**Dataset items**
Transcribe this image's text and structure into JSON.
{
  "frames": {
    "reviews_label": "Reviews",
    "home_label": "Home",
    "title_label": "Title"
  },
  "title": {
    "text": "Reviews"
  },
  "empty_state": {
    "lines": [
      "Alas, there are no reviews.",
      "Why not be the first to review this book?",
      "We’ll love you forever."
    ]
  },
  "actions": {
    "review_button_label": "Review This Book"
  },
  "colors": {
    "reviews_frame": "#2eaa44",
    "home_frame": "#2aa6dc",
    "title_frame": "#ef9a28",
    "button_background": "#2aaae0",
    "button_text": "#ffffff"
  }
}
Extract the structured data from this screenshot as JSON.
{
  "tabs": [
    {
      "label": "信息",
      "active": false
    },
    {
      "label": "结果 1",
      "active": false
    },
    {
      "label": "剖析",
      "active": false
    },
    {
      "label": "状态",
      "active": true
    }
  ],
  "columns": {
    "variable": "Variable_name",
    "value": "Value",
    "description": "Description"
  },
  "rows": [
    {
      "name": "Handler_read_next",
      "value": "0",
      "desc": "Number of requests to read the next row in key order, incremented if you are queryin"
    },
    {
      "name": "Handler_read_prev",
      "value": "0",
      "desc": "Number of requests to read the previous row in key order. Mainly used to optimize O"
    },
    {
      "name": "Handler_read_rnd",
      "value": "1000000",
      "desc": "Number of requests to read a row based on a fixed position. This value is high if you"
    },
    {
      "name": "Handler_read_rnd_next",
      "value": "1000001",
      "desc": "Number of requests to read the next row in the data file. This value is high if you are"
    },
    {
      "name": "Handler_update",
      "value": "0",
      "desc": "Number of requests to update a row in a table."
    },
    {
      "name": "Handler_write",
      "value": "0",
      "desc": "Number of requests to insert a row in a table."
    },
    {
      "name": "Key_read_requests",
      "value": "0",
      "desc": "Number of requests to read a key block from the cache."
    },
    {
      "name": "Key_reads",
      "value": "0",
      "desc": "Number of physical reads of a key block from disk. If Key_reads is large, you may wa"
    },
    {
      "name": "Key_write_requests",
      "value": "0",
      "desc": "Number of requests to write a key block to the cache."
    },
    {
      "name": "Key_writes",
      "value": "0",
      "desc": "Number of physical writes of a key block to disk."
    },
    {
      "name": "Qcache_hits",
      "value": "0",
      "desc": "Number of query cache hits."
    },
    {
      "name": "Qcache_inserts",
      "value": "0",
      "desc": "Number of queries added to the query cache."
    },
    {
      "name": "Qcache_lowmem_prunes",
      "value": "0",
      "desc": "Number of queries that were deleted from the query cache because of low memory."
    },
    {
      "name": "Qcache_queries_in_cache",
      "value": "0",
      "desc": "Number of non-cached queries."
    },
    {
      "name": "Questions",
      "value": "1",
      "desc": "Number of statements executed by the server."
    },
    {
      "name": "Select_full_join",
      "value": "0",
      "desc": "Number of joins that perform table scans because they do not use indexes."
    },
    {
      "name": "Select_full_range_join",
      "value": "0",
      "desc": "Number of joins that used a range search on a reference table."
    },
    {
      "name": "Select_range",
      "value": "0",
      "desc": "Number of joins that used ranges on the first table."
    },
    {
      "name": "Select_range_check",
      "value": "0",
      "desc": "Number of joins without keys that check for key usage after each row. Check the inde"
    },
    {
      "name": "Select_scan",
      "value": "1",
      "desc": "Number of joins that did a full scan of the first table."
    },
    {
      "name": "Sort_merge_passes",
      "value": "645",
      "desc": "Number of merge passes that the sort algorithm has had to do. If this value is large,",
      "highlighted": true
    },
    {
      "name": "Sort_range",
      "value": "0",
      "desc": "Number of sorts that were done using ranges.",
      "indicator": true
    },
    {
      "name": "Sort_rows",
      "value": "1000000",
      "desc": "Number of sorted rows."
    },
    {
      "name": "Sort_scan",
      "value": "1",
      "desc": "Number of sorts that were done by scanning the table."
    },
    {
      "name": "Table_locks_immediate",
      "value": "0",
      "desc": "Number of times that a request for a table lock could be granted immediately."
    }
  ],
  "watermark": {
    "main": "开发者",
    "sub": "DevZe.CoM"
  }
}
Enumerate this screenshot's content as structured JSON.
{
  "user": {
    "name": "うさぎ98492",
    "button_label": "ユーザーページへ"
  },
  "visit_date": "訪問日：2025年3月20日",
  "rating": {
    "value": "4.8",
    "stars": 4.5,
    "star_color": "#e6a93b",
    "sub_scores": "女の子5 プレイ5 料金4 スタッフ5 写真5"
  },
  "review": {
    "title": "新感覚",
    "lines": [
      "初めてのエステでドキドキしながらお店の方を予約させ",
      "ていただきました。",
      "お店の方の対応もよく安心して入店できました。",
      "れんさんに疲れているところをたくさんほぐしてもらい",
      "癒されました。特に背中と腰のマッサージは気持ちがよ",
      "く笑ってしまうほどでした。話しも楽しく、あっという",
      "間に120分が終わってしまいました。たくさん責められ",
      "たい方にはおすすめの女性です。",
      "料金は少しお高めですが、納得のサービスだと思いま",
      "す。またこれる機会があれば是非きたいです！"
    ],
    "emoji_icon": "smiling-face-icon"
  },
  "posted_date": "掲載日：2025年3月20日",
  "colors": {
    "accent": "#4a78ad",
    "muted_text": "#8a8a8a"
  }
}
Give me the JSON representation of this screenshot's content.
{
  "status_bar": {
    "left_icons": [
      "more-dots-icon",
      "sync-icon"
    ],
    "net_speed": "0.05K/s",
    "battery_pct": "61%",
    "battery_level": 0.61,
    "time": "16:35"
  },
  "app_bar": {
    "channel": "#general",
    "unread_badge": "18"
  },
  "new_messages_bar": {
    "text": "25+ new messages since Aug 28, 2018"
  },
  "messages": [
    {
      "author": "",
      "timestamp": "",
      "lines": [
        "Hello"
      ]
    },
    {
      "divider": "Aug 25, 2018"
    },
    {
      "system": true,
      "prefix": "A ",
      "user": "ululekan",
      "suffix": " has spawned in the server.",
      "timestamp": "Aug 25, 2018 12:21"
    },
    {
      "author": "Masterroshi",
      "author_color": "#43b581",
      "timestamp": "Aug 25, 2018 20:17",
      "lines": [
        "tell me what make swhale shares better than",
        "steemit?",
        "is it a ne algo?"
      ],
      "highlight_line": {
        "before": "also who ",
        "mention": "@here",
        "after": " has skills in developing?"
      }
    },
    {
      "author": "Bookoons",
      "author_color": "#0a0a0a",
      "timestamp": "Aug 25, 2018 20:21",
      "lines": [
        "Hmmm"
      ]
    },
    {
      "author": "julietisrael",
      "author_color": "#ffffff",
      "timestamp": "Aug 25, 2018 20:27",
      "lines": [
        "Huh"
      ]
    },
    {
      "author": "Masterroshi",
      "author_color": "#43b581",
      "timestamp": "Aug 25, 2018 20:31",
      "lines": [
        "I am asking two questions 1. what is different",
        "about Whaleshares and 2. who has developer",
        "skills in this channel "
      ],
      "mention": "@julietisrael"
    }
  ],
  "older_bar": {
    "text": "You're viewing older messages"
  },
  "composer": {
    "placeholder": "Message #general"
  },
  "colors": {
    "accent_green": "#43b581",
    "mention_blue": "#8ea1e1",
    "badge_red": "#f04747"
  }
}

**WHAT IS ASKED**
Print exactly the lines from the one with "Give me the" through the end of the data, inclusive.

**WRITTEN RESPONSE**
Give me the JSON representation of this screenshot's content.
{
  "status_bar": {
    "left_icons": [
      "more-dots-icon",
      "sync-icon"
    ],
    "net_speed": "0.05K/s",
    "battery_pct": "61%",
    "battery_level": 0.61,
    "time": "16:35"
  },
  "app_bar": {
    "channel": "#general",
    "unread_badge": "18"
  },
  "new_messages_bar": {
    "text": "25+ new messages since Aug 28, 2018"
  },
  "messages": [
    {
      "author": "",
      "timestamp": "",
      "lines": [
        "Hello"
      ]
    },
    {
      "divider": "Aug 25, 2018"
    },
    {
      "system": true,
      "prefix": "A ",
      "user": "ululekan",
      "suffix": " has spawned in the server.",
      "timestamp": "Aug 25, 2018 12:21"
    },
    {
      "author": "Masterroshi",
      "author_color": "#43b581",
      "timestamp": "Aug 25, 2018 20:17",
      "lines": [
        "tell me what make swhale shares better than",
        "steemit?",
        "is it a ne algo?"
      ],
      "highlight_line": {
        "before": "also who ",
        "mention": "@here",
        "after": " has skills in developing?"
      }
    },
    {
      "author": "Bookoons",
      "author_color": "#0a0a0a",
      "timestamp": "Aug 25, 2018 20:21",
      "lines": [
        "Hmmm"
      ]
    },
    {
      "author": "julietisrael",
      "author_color": "#ffffff",
      "timestamp": "Aug 25, 2018 20:27",
      "lines": [
        "Huh"
      ]
    },
    {
      "author": "Masterroshi",
      "author_color": "#43b581",
      "timestamp": "Aug 25, 2018 20:31",
      "lines": [
        "I am asking two questions 1. what is different",
        "about Whaleshares and 2. who has developer",
        "skills in this channel "
      ],
      "mention": "@julietisrael"
    }
  ],
  "older_bar": {
    "text": "You're viewing older messages"
  },
  "composer": {
    "placeholder": "Message #general"
  },
  "colors": {
    "accent_green": "#43b581",
    "mention_blue": "#8ea1e1",
    "badge_red": "#f04747"
  }
}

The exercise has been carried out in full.